| TASK INSTRUCTIONS |
Reproduce every record below exactly as it appears.

| RECORDS FOR THIS EXERCISE |
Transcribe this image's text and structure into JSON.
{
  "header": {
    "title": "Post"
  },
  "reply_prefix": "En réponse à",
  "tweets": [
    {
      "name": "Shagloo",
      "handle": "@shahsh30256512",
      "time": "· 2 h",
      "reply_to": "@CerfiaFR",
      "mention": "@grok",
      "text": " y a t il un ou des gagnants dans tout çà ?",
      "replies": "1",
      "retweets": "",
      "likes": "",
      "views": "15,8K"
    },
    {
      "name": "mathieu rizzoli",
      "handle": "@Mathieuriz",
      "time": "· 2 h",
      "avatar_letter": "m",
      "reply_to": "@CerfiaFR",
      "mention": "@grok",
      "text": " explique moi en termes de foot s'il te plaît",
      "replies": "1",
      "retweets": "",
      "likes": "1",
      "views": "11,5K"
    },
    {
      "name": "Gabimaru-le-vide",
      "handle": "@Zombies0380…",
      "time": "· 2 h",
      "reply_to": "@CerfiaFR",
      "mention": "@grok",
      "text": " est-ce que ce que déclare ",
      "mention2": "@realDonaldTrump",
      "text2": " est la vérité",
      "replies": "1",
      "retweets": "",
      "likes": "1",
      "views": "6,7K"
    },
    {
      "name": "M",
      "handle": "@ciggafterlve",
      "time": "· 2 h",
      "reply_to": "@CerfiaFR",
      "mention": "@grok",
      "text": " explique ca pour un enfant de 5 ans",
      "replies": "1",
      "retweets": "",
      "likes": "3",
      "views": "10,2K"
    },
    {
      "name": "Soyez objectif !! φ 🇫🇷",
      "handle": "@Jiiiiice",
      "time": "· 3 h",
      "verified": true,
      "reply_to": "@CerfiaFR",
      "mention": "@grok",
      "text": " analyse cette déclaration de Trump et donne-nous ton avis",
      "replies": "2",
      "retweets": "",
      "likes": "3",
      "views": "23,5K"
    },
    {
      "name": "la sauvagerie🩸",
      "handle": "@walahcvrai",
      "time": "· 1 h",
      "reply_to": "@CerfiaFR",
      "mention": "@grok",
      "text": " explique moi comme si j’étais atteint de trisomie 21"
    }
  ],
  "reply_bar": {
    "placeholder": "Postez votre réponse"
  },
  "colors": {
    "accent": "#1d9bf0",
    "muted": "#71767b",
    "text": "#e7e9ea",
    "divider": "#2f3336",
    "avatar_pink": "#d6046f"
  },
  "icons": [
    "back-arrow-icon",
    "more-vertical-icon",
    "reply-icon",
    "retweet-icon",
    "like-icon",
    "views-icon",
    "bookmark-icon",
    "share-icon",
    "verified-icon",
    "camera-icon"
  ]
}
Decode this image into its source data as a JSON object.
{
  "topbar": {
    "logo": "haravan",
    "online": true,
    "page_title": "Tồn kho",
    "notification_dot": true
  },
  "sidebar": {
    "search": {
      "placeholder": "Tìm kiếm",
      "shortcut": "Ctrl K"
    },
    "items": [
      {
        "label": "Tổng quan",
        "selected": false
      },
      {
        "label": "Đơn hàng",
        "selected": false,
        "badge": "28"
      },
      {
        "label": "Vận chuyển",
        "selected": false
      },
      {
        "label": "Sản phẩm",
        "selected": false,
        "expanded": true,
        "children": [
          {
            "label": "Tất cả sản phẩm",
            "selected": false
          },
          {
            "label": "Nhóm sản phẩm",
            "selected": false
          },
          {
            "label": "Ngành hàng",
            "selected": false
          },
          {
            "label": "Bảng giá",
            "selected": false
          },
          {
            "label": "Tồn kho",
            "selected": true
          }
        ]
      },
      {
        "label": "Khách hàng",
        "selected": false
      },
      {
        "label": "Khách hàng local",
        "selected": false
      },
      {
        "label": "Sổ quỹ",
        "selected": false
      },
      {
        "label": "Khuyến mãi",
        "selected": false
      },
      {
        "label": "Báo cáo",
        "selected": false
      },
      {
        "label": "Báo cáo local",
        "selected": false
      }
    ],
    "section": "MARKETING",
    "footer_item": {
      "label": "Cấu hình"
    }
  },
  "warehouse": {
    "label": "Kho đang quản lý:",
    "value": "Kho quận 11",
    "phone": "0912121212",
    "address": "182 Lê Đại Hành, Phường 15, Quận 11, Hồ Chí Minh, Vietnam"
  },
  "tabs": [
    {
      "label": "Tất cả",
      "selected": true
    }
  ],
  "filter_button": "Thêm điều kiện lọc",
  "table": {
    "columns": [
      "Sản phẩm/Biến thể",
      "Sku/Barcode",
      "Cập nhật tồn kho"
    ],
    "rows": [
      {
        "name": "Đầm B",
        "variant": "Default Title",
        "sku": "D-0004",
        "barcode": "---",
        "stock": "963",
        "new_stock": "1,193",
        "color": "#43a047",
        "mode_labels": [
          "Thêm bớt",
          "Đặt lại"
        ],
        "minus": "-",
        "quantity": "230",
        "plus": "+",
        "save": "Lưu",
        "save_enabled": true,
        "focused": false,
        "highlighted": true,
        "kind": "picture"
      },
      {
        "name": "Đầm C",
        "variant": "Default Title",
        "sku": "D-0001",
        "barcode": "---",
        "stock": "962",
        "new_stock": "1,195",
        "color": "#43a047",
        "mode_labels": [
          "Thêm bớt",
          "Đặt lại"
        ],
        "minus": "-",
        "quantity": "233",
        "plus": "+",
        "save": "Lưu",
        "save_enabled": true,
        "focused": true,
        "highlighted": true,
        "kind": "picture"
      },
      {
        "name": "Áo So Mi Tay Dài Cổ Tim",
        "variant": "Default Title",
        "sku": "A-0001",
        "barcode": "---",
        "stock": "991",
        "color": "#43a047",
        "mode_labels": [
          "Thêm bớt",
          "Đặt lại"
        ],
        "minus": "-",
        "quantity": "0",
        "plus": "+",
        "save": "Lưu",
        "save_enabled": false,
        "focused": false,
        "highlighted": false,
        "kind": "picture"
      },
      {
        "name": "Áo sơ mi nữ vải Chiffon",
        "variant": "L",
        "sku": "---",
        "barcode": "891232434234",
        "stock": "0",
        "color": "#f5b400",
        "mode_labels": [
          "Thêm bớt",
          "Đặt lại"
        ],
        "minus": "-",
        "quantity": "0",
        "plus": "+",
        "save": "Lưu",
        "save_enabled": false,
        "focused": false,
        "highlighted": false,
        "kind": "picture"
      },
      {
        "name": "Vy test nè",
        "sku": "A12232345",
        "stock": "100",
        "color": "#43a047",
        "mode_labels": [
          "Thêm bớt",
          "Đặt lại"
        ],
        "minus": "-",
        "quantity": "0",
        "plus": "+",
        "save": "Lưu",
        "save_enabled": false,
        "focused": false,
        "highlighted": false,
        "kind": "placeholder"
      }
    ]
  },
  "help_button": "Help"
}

| RESULT OF THE EXERCISE |
Transcribe this image's text and structure into JSON.
{
  "header": {
    "title": "Post"
  },
  "reply_prefix": "En réponse à",
  "tweets": [
    {
      "name": "Shagloo",
      "handle": "@shahsh30256512",
      "time": "· 2 h",
      "reply_to": "@CerfiaFR",
      "mention": "@grok",
      "text": " y a t il un ou des gagnants dans tout çà ?",
      "replies": "1",
      "retweets": "",
      "likes": "",
      "views": "15,8K"
    },
    {
      "name": "mathieu rizzoli",
      "handle": "@Mathieuriz",
      "time": "· 2 h",
      "avatar_letter": "m",
      "reply_to": "@CerfiaFR",
      "mention": "@grok",
      "text": " explique moi en termes de foot s'il te plaît",
      "replies": "1",
      "retweets": "",
      "likes": "1",
      "views": "11,5K"
    },
    {
      "name": "Gabimaru-le-vide",
      "handle": "@Zombies0380…",
      "time": "· 2 h",
      "reply_to": "@CerfiaFR",
      "mention": "@grok",
      "text": " est-ce que ce que déclare ",
      "mention2": "@realDonaldTrump",
      "text2": " est la vérité",
      "replies": "1",
      "retweets": "",
      "likes": "1",
      "views": "6,7K"
    },
    {
      "name": "M",
      "handle": "@ciggafterlve",
      "time": "· 2 h",
      "reply_to": "@CerfiaFR",
      "mention": "@grok",
      "text": " explique ca pour un enfant de 5 ans",
      "replies": "1",
      "retweets": "",
      "likes": "3",
      "views": "10,2K"
    },
    {
      "name": "Soyez objectif !! φ 🇫🇷",
      "handle": "@Jiiiiice",
      "time": "· 3 h",
      "verified": true,
      "reply_to": "@CerfiaFR",
      "mention": "@grok",
      "text": " analyse cette déclaration de Trump et donne-nous ton avis",
      "replies": "2",
      "retweets": "",
      "likes": "3",
      "views": "23,5K"
    },
    {
      "name": "la sauvagerie🩸",
      "handle": "@walahcvrai",
      "time": "· 1 h",
      "reply_to": "@CerfiaFR",
      "mention": "@grok",
      "text": " explique moi comme si j’étais atteint de trisomie 21"
    }
  ],
  "reply_bar": {
    "placeholder": "Postez votre réponse"
  },
  "colors": {
    "accent": "#1d9bf0",
    "muted": "#71767b",
    "text": "#e7e9ea",
    "divider": "#2f3336",
    "avatar_pink": "#d6046f"
  },
  "icons": [
    "back-arrow-icon",
    "more-vertical-icon",
    "reply-icon",
    "retweet-icon",
    "like-icon",
    "views-icon",
    "bookmark-icon",
    "share-icon",
    "verified-icon",
    "camera-icon"
  ]
}
Decode this image into its source data as a JSON object.
{
  "topbar": {
    "logo": "haravan",
    "online": true,
    "page_title": "Tồn kho",
    "notification_dot": true
  },
  "sidebar": {
    "search": {
      "placeholder": "Tìm kiếm",
      "shortcut": "Ctrl K"
    },
    "items": [
      {
        "label": "Tổng quan",
        "selected": false
      },
      {
        "label": "Đơn hàng",
        "selected": false,
        "badge": "28"
      },
      {
        "label": "Vận chuyển",
        "selected": false
      },
      {
        "label": "Sản phẩm",
        "selected": false,
        "expanded": true,
        "children": [
          {
            "label": "Tất cả sản phẩm",
            "selected": false
          },
          {
            "label": "Nhóm sản phẩm",
            "selected": false
          },
          {
            "label": "Ngành hàng",
            "selected": false
          },
          {
            "label": "Bảng giá",
            "selected": false
          },
          {
            "label": "Tồn kho",
            "selected": true
          }
        ]
      },
      {
        "label": "Khách hàng",
        "selected": false
      },
      {
        "label": "Khách hàng local",
        "selected": false
      },
      {
        "label": "Sổ quỹ",
        "selected": false
      },
      {
        "label": "Khuyến mãi",
        "selected": false
      },
      {
        "label": "Báo cáo",
        "selected": false
      },
      {
        "label": "Báo cáo local",
        "selected": false
      }
    ],
    "section": "MARKETING",
    "footer_item": {
      "label": "Cấu hình"
    }
  },
  "warehouse": {
    "label": "Kho đang quản lý:",
    "value": "Kho quận 11",
    "phone": "0912121212",
    "address": "182 Lê Đại Hành, Phường 15, Quận 11, Hồ Chí Minh, Vietnam"
  },
  "tabs": [
    {
      "label": "Tất cả",
      "selected": true
    }
  ],
  "filter_button": "Thêm điều kiện lọc",
  "table": {
    "columns": [
      "Sản phẩm/Biến thể",
      "Sku/Barcode",
      "Cập nhật tồn kho"
    ],
    "rows": [
      {
        "name": "Đầm B",
        "variant": "Default Title",
        "sku": "D-0004",
        "barcode": "---",
        "stock": "963",
        "new_stock": "1,193",
        "color": "#43a047",
        "mode_labels": [
          "Thêm bớt",
          "Đặt lại"
        ],
        "minus": "-",
        "quantity": "230",
        "plus": "+",
        "save": "Lưu",
        "save_enabled": true,
        "focused": false,
        "highlighted": true,
        "kind": "picture"
      },
      {
        "name": "Đầm C",
        "variant": "Default Title",
        "sku": "D-0001",
        "barcode": "---",
        "stock": "962",
        "new_stock": "1,195",
        "color": "#43a047",
        "mode_labels": [
          "Thêm bớt",
          "Đặt lại"
        ],
        "minus": "-",
        "quantity": "233",
        "plus": "+",
        "save": "Lưu",
        "save_enabled": true,
        "focused": true,
        "highlighted": true,
        "kind": "picture"
      },
      {
        "name": "Áo So Mi Tay Dài Cổ Tim",
        "variant": "Default Title",
        "sku": "A-0001",
        "barcode": "---",
        "stock": "991",
        "color": "#43a047",
        "mode_labels": [
          "Thêm bớt",
          "Đặt lại"
        ],
        "minus": "-",
        "quantity": "0",
        "plus": "+",
        "save": "Lưu",
        "save_enabled": false,
        "focused": false,
        "highlighted": false,
        "kind": "picture"
      },
      {
        "name": "Áo sơ mi nữ vải Chiffon",
        "variant": "L",
        "sku": "---",
        "barcode": "891232434234",
        "stock": "0",
        "color": "#f5b400",
        "mode_labels": [
          "Thêm bớt",
          "Đặt lại"
        ],
        "minus": "-",
        "quantity": "0",
        "plus": "+",
        "save": "Lưu",
        "save_enabled": false,
        "focused": false,
        "highlighted": false,
        "kind": "picture"
      },
      {
        "name": "Vy test nè",
        "sku": "A12232345",
        "stock": "100",
        "color": "#43a047",
        "mode_labels": [
          "Thêm bớt",
          "Đặt lại"
        ],
        "minus": "-",
        "quantity": "0",
        "plus": "+",
        "save": "Lưu",
        "save_enabled": false,
        "focused": false,
        "highlighted": false,
        "kind": "placeholder"
      }
    ]
  },
  "help_button": "Help"
}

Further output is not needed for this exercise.